**Dataset items:**
----

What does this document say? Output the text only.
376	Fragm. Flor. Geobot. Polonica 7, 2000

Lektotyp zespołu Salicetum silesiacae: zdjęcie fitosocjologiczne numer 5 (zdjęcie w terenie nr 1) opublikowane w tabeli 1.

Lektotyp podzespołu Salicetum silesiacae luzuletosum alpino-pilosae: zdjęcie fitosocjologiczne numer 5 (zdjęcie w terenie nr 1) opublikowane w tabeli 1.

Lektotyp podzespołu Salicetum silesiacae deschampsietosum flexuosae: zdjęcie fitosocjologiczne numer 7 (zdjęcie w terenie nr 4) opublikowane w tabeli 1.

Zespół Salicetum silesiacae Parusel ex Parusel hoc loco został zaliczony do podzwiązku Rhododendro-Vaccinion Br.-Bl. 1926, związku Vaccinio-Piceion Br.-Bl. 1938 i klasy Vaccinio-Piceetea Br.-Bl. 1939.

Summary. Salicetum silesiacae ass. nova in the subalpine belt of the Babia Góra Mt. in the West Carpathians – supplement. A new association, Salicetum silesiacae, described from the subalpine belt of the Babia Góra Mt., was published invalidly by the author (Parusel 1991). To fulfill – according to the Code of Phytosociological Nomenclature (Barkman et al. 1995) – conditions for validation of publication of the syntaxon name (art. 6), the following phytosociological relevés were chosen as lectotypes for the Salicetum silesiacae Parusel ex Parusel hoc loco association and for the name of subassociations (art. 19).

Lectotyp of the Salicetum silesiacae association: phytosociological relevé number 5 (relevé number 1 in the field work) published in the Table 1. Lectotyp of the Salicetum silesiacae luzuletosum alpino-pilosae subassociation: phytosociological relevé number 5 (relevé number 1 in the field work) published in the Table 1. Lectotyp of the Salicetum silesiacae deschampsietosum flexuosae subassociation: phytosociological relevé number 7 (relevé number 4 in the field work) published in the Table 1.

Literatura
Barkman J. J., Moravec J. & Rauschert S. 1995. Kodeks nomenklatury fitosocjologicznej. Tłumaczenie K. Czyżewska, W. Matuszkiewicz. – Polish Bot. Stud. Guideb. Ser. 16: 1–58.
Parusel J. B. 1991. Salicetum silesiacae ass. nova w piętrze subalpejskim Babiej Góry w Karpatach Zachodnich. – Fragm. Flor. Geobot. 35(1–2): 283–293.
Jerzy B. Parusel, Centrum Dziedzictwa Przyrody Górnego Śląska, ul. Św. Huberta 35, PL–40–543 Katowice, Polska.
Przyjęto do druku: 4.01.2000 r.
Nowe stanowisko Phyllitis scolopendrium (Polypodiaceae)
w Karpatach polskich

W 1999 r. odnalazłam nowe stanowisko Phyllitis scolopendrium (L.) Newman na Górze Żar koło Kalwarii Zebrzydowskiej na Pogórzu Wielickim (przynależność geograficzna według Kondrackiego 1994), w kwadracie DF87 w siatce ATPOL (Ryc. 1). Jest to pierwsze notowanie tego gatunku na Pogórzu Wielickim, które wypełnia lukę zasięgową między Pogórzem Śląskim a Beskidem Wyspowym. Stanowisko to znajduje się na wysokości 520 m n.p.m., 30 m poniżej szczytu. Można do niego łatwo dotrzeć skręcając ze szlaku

----

**WHAT IS BEING ASKED:** Reproduce every record above exactly as it appears.

**ANSWER:**
What does this document say? Output the text only.
376	Fragm. Flor. Geobot. Polonica 7, 2000

Lektotyp zespołu Salicetum silesiacae: zdjęcie fitosocjologiczne numer 5 (zdjęcie w terenie nr 1) opublikowane w tabeli 1.

Lektotyp podzespołu Salicetum silesiacae luzuletosum alpino-pilosae: zdjęcie fitosocjologiczne numer 5 (zdjęcie w terenie nr 1) opublikowane w tabeli 1.

Lektotyp podzespołu Salicetum silesiacae deschampsietosum flexuosae: zdjęcie fitosocjologiczne numer 7 (zdjęcie w terenie nr 4) opublikowane w tabeli 1.

Zespół Salicetum silesiacae Parusel ex Parusel hoc loco został zaliczony do podzwiązku Rhododendro-Vaccinion Br.-Bl. 1926, związku Vaccinio-Piceion Br.-Bl. 1938 i klasy Vaccinio-Piceetea Br.-Bl. 1939.

Summary. Salicetum silesiacae ass. nova in the subalpine belt of the Babia Góra Mt. in the West Carpathians – supplement. A new association, Salicetum silesiacae, described from the subalpine belt of the Babia Góra Mt., was published invalidly by the author (Parusel 1991). To fulfill – according to the Code of Phytosociological Nomenclature (Barkman et al. 1995) – conditions for validation of publication of the syntaxon name (art. 6), the following phytosociological relevés were chosen as lectotypes for the Salicetum silesiacae Parusel ex Parusel hoc loco association and for the name of subassociations (art. 19).

Lectotyp of the Salicetum silesiacae association: phytosociological relevé number 5 (relevé number 1 in the field work) published in the Table 1. Lectotyp of the Salicetum silesiacae luzuletosum alpino-pilosae subassociation: phytosociological relevé number 5 (relevé number 1 in the field work) published in the Table 1. Lectotyp of the Salicetum silesiacae deschampsietosum flexuosae subassociation: phytosociological relevé number 7 (relevé number 4 in the field work) published in the Table 1.

Literatura
Barkman J. J., Moravec J. & Rauschert S. 1995. Kodeks nomenklatury fitosocjologicznej. Tłumaczenie K. Czyżewska, W. Matuszkiewicz. – Polish Bot. Stud. Guideb. Ser. 16: 1–58.
Parusel J. B. 1991. Salicetum silesiacae ass. nova w piętrze subalpejskim Babiej Góry w Karpatach Zachodnich. – Fragm. Flor. Geobot. 35(1–2): 283–293.
Jerzy B. Parusel, Centrum Dziedzictwa Przyrody Górnego Śląska, ul. Św. Huberta 35, PL–40–543 Katowice, Polska.
Przyjęto do druku: 4.01.2000 r.
Nowe stanowisko Phyllitis scolopendrium (Polypodiaceae)
w Karpatach polskich

W 1999 r. odnalazłam nowe stanowisko Phyllitis scolopendrium (L.) Newman na Górze Żar koło Kalwarii Zebrzydowskiej na Pogórzu Wielickim (przynależność geograficzna według Kondrackiego 1994), w kwadracie DF87 w siatce ATPOL (Ryc. 1). Jest to pierwsze notowanie tego gatunku na Pogórzu Wielickim, które wypełnia lukę zasięgową między Pogórzem Śląskim a Beskidem Wyspowym. Stanowisko to znajduje się na wysokości 520 m n.p.m., 30 m poniżej szczytu. Można do niego łatwo dotrzeć skręcając ze szlaku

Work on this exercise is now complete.